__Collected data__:
---*---

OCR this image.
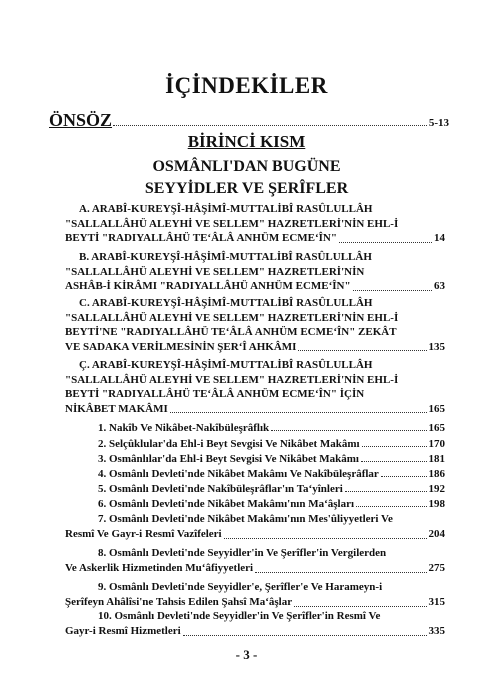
İÇİNDEKİLER
ÖNSÖZ	5-13
BİRİNCİ KISM
OSMÂNLI'DAN BUGÜNE
SEYYİDLER VE ŞERÎFLER
A. ARABÎ-KUREYŞÎ-HÂŞİMÎ-MUTTALİBÎ RASÛLULLÂH
"SALLALLÂHÜ ALEYHİ VE SELLEM" HAZRETLERİ'NİN EHL-İ
BEYTİ "RADIYALLÂHÜ TE‘ÂLÂ ANHÜM ECME‘ÎN"	14
B. ARABÎ-KUREYŞÎ-HÂŞİMÎ-MUTTALİBÎ RASÛLULLÂH
"SALLALLÂHÜ ALEYHİ VE SELLEM" HAZRETLERİ'NİN
ASHÂB-İ KİRÂMI "RADIYALLÂHÜ ANHÜM ECME‘ÎN"	63
C. ARABÎ-KUREYŞÎ-HÂŞİMÎ-MUTTALİBÎ RASÛLULLÂH
"SALLALLÂHÜ ALEYHİ VE SELLEM" HAZRETLERİ'NİN EHL-İ
BEYTİ'NE "RADIYALLÂHÜ TE‘ÂLÂ ANHÜM ECME‘ÎN" ZEKÂT
VE SADAKA VERİLMESİNİN ŞER‘Î AHKÂMI	135
Ç. ARABÎ-KUREYŞÎ-HÂŞİMÎ-MUTTALİBÎ RASÛLULLÂH
"SALLALLÂHÜ ALEYHİ VE SELLEM" HAZRETLERİ'NİN EHL-İ
BEYTİ "RADIYALLÂHÜ TE‘ÂLÂ ANHÜM ECME‘ÎN" İÇİN
NİKÂBET MAKÂMI	165
1. Nakîb Ve Nikâbet-Nakîbüleşrâflık	165
2. Selçûklular'da Ehl-i Beyt Sevgisi Ve Nikâbet Makâmı	170
3. Osmânlılar'da Ehl-i Beyt Sevgisi Ve Nikâbet Makâmı	181
4. Osmânlı Devleti'nde Nikâbet Makâmı Ve Nakîbüleşrâflar	186
5. Osmânlı Devleti'nde Nakîbüleşrâflar'ın Ta‘yînleri	192
6. Osmânlı Devleti'nde Nikâbet Makâmı'nın Ma‘âşları	198
7. Osmânlı Devleti'nde Nikâbet Makâmı'nın Mes'ûliyyetleri Ve
Resmî Ve Gayr-i Resmî Vazîfeleri	204
8. Osmânlı Devleti'nde Seyyidler'in Ve Şerîfler'in Vergilerden
Ve Askerlik Hizmetinden Mu‘âfiyyetleri	275
9. Osmânlı Devleti'nde Seyyidler'e, Şerîfler'e Ve Harameyn-i
Şerîfeyn Ahâlîsi'ne Tahsis Edilen Şahsî Ma‘âşlar	315
10. Osmânlı Devleti'nde Seyyidler'in Ve Şerîfler'in Resmî Ve
Gayr-i Resmî Hizmetleri	335
- 3 -
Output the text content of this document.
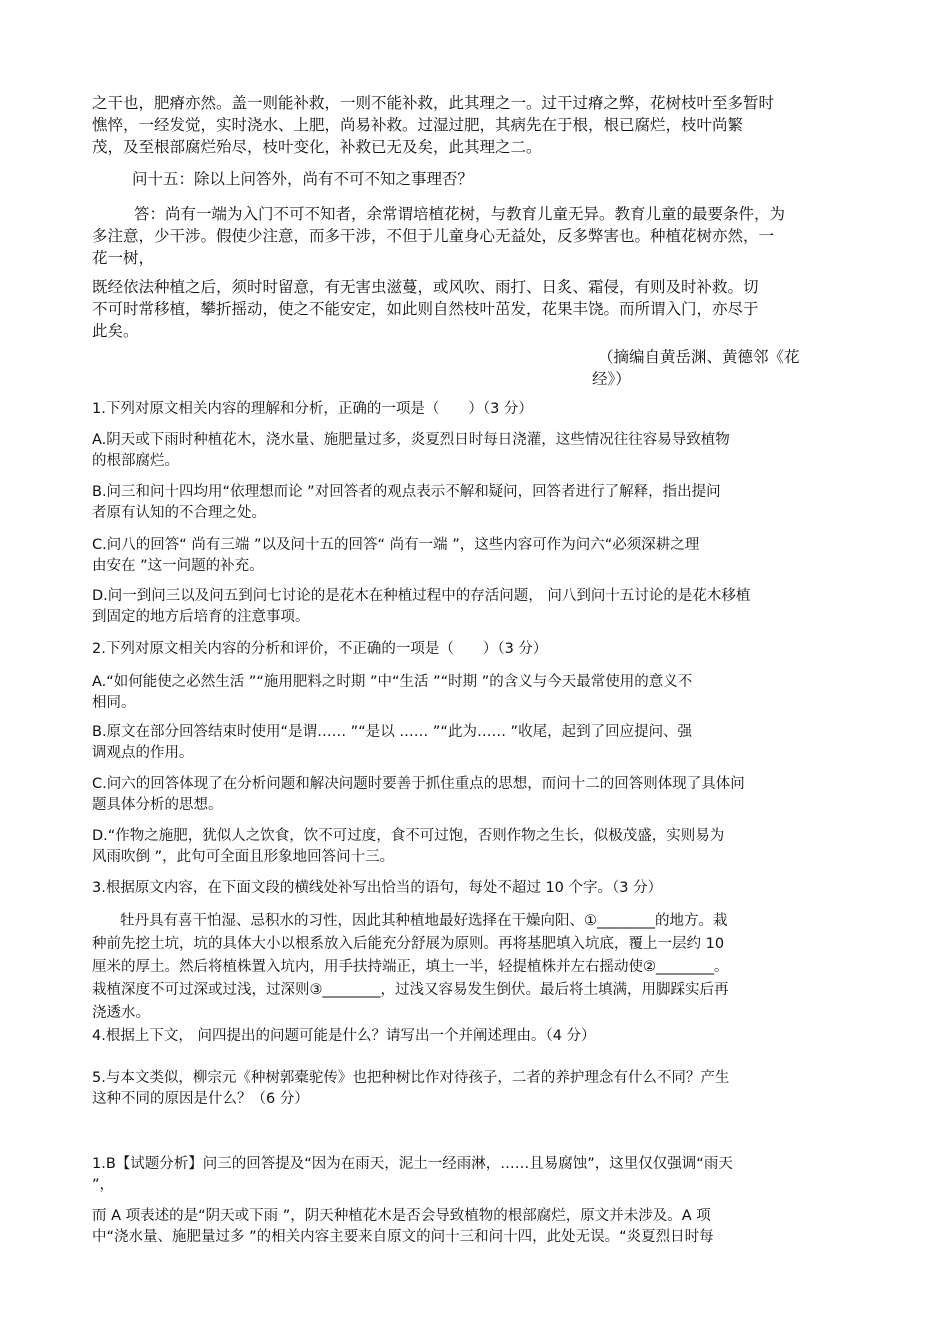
之干也，肥瘠亦然。盖一则能补救，一则不能补救，此其理之一。过干过瘠之弊，花树枝叶至多暂时
憔悴，一经发觉，实时浇水、上肥，尚易补救。过湿过肥，其病先在于根，根已腐烂，枝叶尚繁
茂，及至根部腐烂殆尽，枝叶变化，补救已无及矣，此其理之二。

问十五：除以上问答外，尚有不可不知之事理否？

答：尚有一端为入门不可不知者，余常谓培植花树，与教育儿童无异。教育儿童的最要条件，为
多注意，少干涉。假使少注意，而多干涉，不但于儿童身心无益处，反多弊害也。种植花树亦然，一
花一树，

既经依法种植之后，须时时留意，有无害虫滋蔓，或风吹、雨打、日炙、霜侵，有则及时补救。切
不可时常移植，攀折摇动，使之不能安定，如此则自然枝叶茁发，花果丰饶。而所谓入门，亦尽于
此矣。

（摘编自黄岳渊、黄德邻《花
经》）

1.下列对原文相关内容的理解和分析，正确的一项是（　　）（3 分）

A.阴天或下雨时种植花木，浇水量、施肥量过多，炎夏烈日时每日浇灌，这些情况往往容易导致植物
的根部腐烂。

B.问三和问十四均用“依理想而论 ”对回答者的观点表示不解和疑问，回答者进行了解释，指出提问
者原有认知的不合理之处。

C.问八的回答“ 尚有三端 ”以及问十五的回答“ 尚有一端 ”，这些内容可作为问六“必须深耕之理
由安在 ”这一问题的补充。

D.问一到问三以及问五到问七讨论的是花木在种植过程中的存活问题， 问八到问十五讨论的是花木移植
到固定的地方后培育的注意事项。

2.下列对原文相关内容的分析和评价，不正确的一项是（　　）（3 分）

A.“如何能使之必然生活 ”“施用肥料之时期 ”中“生活 ”“时期 ”的含义与今天最常使用的意义不
相同。

B.原文在部分回答结束时使用“是谓…… ”“是以 …… ”“此为…… ”收尾，起到了回应提问、强
调观点的作用。

C.问六的回答体现了在分析问题和解决问题时要善于抓住重点的思想，而问十二的回答则体现了具体问
题具体分析的思想。

D.“作物之施肥，犹似人之饮食，饮不可过度，食不可过饱，否则作物之生长，似极茂盛，实则易为
风雨吹倒 ”，此句可全面且形象地回答问十三。

3.根据原文内容，在下面文段的横线处补写出恰当的语句，每处不超过 10 个字。（3 分）

牡丹具有喜干怕湿、忌积水的习性，因此其种植地最好选择在干燥向阳、①________的地方。栽
种前先挖土坑，坑的具体大小以根系放入后能充分舒展为原则。再将基肥填入坑底，覆上一层约 10
厘米的厚土。然后将植株置入坑内，用手扶持端正，填土一半，轻提植株并左右摇动使②________。
栽植深度不可过深或过浅，过深则③________，过浅又容易发生倒伏。最后将土填满，用脚踩实后再
浇透水。

4.根据上下文， 问四提出的问题可能是什么？请写出一个并阐述理由。（4 分）

5.与本文类似，柳宗元《种树郭橐驼传》也把种树比作对待孩子，二者的养护理念有什么不同？产生
这种不同的原因是什么？（6 分）

1.B【试题分析】问三的回答提及“因为在雨天，泥土一经雨淋，……且易腐蚀”，这里仅仅强调“雨天
”，

而 A 项表述的是“阴天或下雨 ”，阴天种植花木是否会导致植物的根部腐烂，原文并未涉及。A 项
中“浇水量、施肥量过多 ”的相关内容主要来自原文的问十三和问十四，此处无误。“炎夏烈日时每
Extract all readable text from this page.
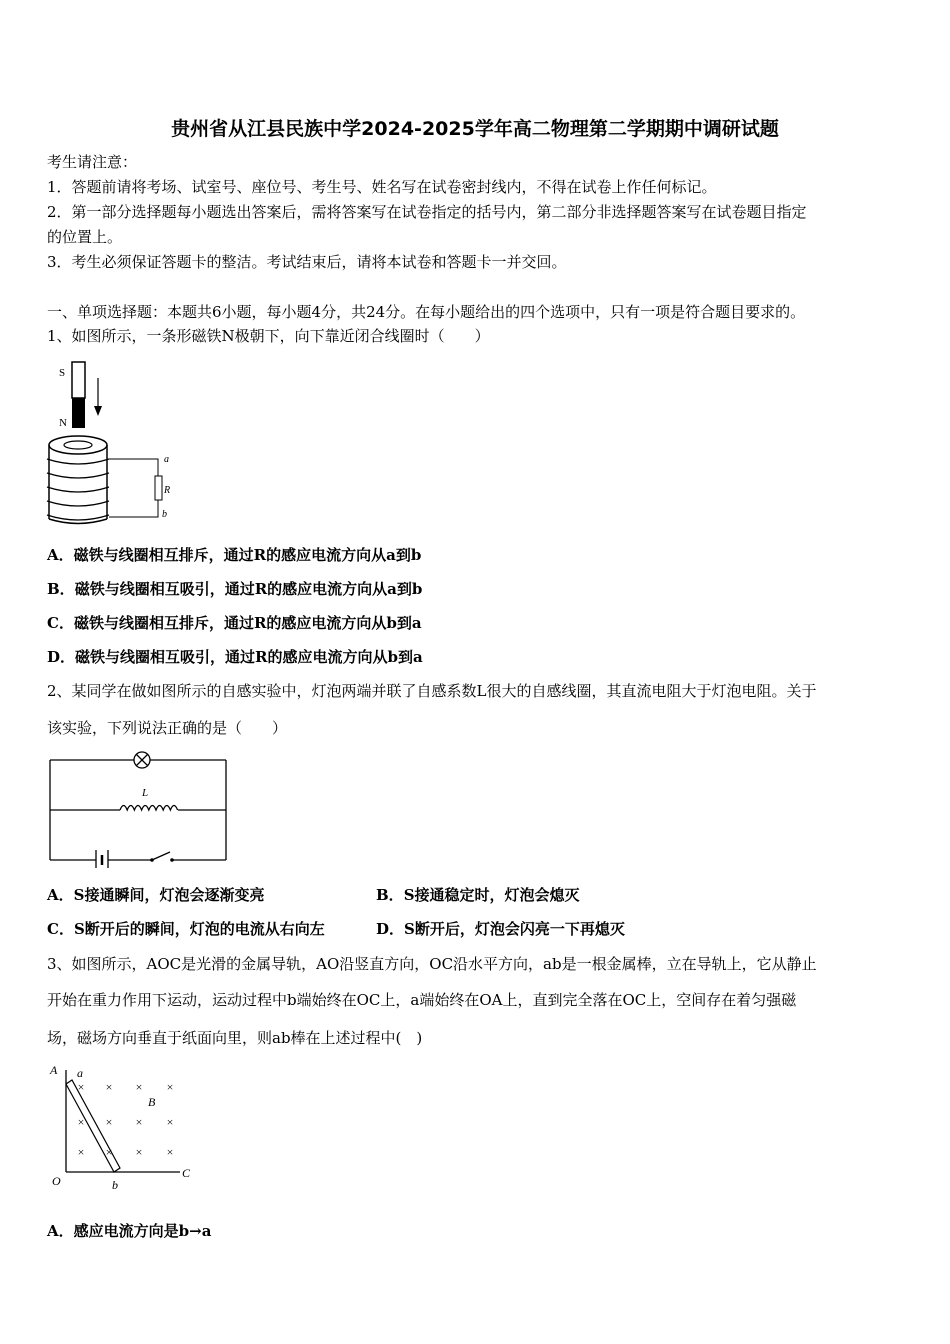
贵州省从江县民族中学2024-2025学年高二物理第二学期期中调研试题
考生请注意：
1．答题前请将考场、试室号、座位号、考生号、姓名写在试卷密封线内，不得在试卷上作任何标记。
2．第一部分选择题每小题选出答案后，需将答案写在试卷指定的括号内，第二部分非选择题答案写在试卷题目指定
的位置上。
3．考生必须保证答题卡的整洁。考试结束后，请将本试卷和答题卡一并交回。
一、单项选择题：本题共6小题，每小题4分，共24分。在每小题给出的四个选项中，只有一项是符合题目要求的。
1、如图所示，一条形磁铁N极朝下，向下靠近闭合线圈时（　　）
S
N
a
R
b
A．磁铁与线圈相互排斥，通过R的感应电流方向从a到b
B．磁铁与线圈相互吸引，通过R的感应电流方向从a到b
C．磁铁与线圈相互排斥，通过R的感应电流方向从b到a
D．磁铁与线圈相互吸引，通过R的感应电流方向从b到a
2、某同学在做如图所示的自感实验中，灯泡两端并联了自感系数L很大的自感线圈，其直流电阻大于灯泡电阻。关于
该实验，下列说法正确的是（　　）
L
A．S接通瞬间，灯泡会逐渐变亮	B．S接通稳定时，灯泡会熄灭
C．S断开后的瞬间，灯泡的电流从右向左	D．S断开后，灯泡会闪亮一下再熄灭
3、如图所示，AOC是光滑的金属导轨，AO沿竖直方向，OC沿水平方向，ab是一根金属棒，立在导轨上，它从静止
开始在重力作用下运动，运动过程中b端始终在OC上，a端始终在OA上，直到完全落在OC上，空间存在着匀强磁
场，磁场方向垂直于纸面向里，则ab棒在上述过程中(　)
× × × ×
× × × ×
× × × ×
A a
B
O	b
C
A．感应电流方向是b→a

---*---

__Task details__:
Extract the run of lines from the line holding "Extract all readable text from this page." through the final line of the material above, exactly and inclusively. Leave the pictures behind.

__Expected output__:
Extract all readable text from this page.
贵州省从江县民族中学2024-2025学年高二物理第二学期期中调研试题
考生请注意：
1．答题前请将考场、试室号、座位号、考生号、姓名写在试卷密封线内，不得在试卷上作任何标记。
2．第一部分选择题每小题选出答案后，需将答案写在试卷指定的括号内，第二部分非选择题答案写在试卷题目指定
的位置上。
3．考生必须保证答题卡的整洁。考试结束后，请将本试卷和答题卡一并交回。
一、单项选择题：本题共6小题，每小题4分，共24分。在每小题给出的四个选项中，只有一项是符合题目要求的。
1、如图所示，一条形磁铁N极朝下，向下靠近闭合线圈时（　　）
S
N
a
R
b
A．磁铁与线圈相互排斥，通过R的感应电流方向从a到b
B．磁铁与线圈相互吸引，通过R的感应电流方向从a到b
C．磁铁与线圈相互排斥，通过R的感应电流方向从b到a
D．磁铁与线圈相互吸引，通过R的感应电流方向从b到a
2、某同学在做如图所示的自感实验中，灯泡两端并联了自感系数L很大的自感线圈，其直流电阻大于灯泡电阻。关于
该实验，下列说法正确的是（　　）
L
A．S接通瞬间，灯泡会逐渐变亮	B．S接通稳定时，灯泡会熄灭
C．S断开后的瞬间，灯泡的电流从右向左	D．S断开后，灯泡会闪亮一下再熄灭
3、如图所示，AOC是光滑的金属导轨，AO沿竖直方向，OC沿水平方向，ab是一根金属棒，立在导轨上，它从静止
开始在重力作用下运动，运动过程中b端始终在OC上，a端始终在OA上，直到完全落在OC上，空间存在着匀强磁
场，磁场方向垂直于纸面向里，则ab棒在上述过程中(　)
× × × ×
× × × ×
× × × ×
A a
B
O	b
C
A．感应电流方向是b→a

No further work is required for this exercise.